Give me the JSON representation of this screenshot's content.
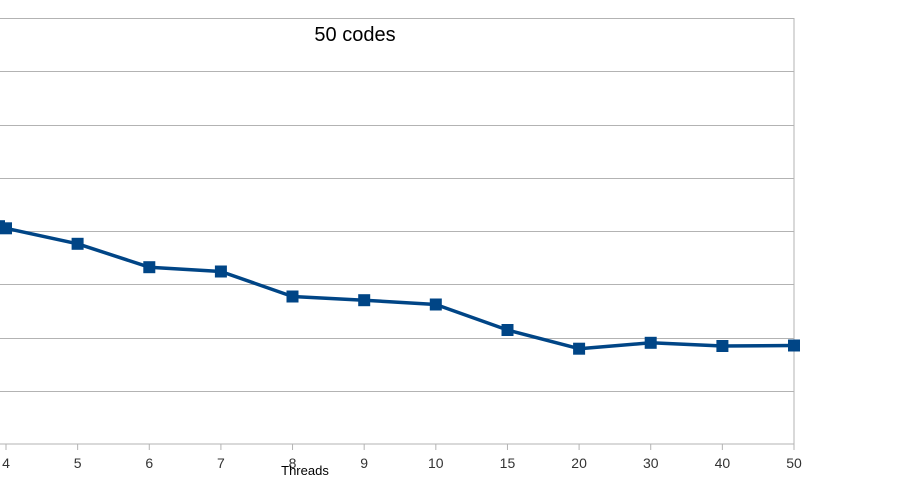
{
  "chart_data": {
    "type": "line",
    "title": "50 codes",
    "xlabel": "Threads",
    "ylabel": "",
    "categories": [
      "4",
      "5",
      "6",
      "7",
      "8",
      "9",
      "10",
      "15",
      "20",
      "30",
      "40",
      "50"
    ],
    "series": [
      {
        "values": [
          4.05,
          3.76,
          3.32,
          3.24,
          2.77,
          2.7,
          2.62,
          2.14,
          1.79,
          1.9,
          1.84,
          1.85
        ]
      }
    ],
    "ylim": [
      0,
      8
    ],
    "grid": true,
    "legend": "none",
    "colors": {
      "series": "#004586",
      "grid": "#b3b3b3"
    }
  }
}
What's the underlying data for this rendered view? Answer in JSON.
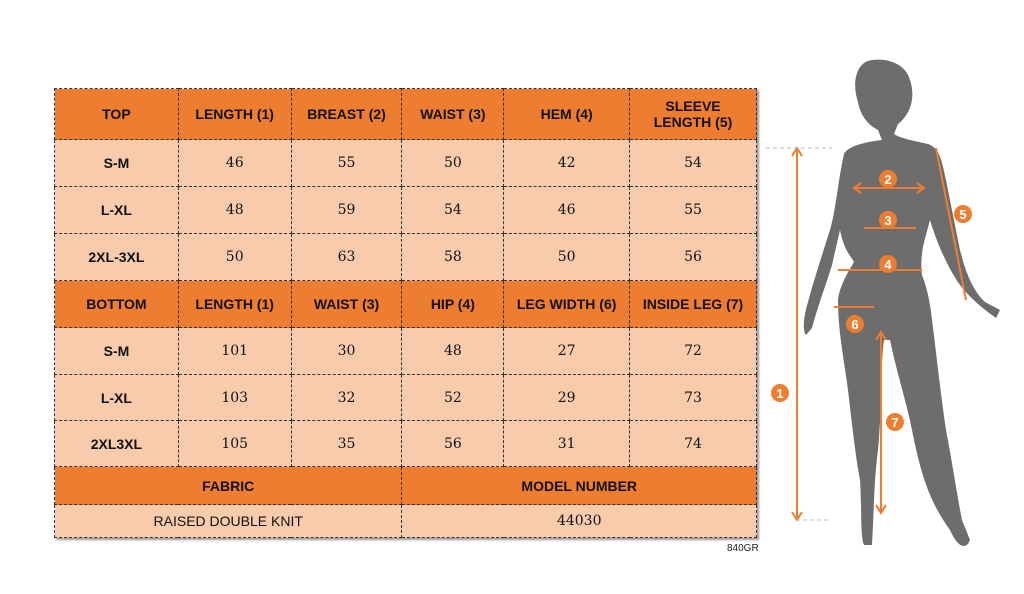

★ ★ ★ ★ ★ ★ ★

STATED TASK - The material above must be printed exactly, with its pictures left out.

RESULT OF THIS TASK -
Give me the JSON representation of this screenshot's content.
{
  "chart_data": {
    "type": "line",
    "title": "50 codes",
    "xlabel": "Threads",
    "ylabel": "",
    "categories": [
      "4",
      "5",
      "6",
      "7",
      "8",
      "9",
      "10",
      "15",
      "20",
      "30",
      "40",
      "50"
    ],
    "series": [
      {
        "values": [
          4.05,
          3.76,
          3.32,
          3.24,
          2.77,
          2.7,
          2.62,
          2.14,
          1.79,
          1.9,
          1.84,
          1.85
        ]
      }
    ],
    "ylim": [
      0,
      8
    ],
    "grid": true,
    "legend": "none",
    "colors": {
      "series": "#004586",
      "grid": "#b3b3b3"
    }
  }
}
What's the underlying data for this rendered view? Answer in JSON.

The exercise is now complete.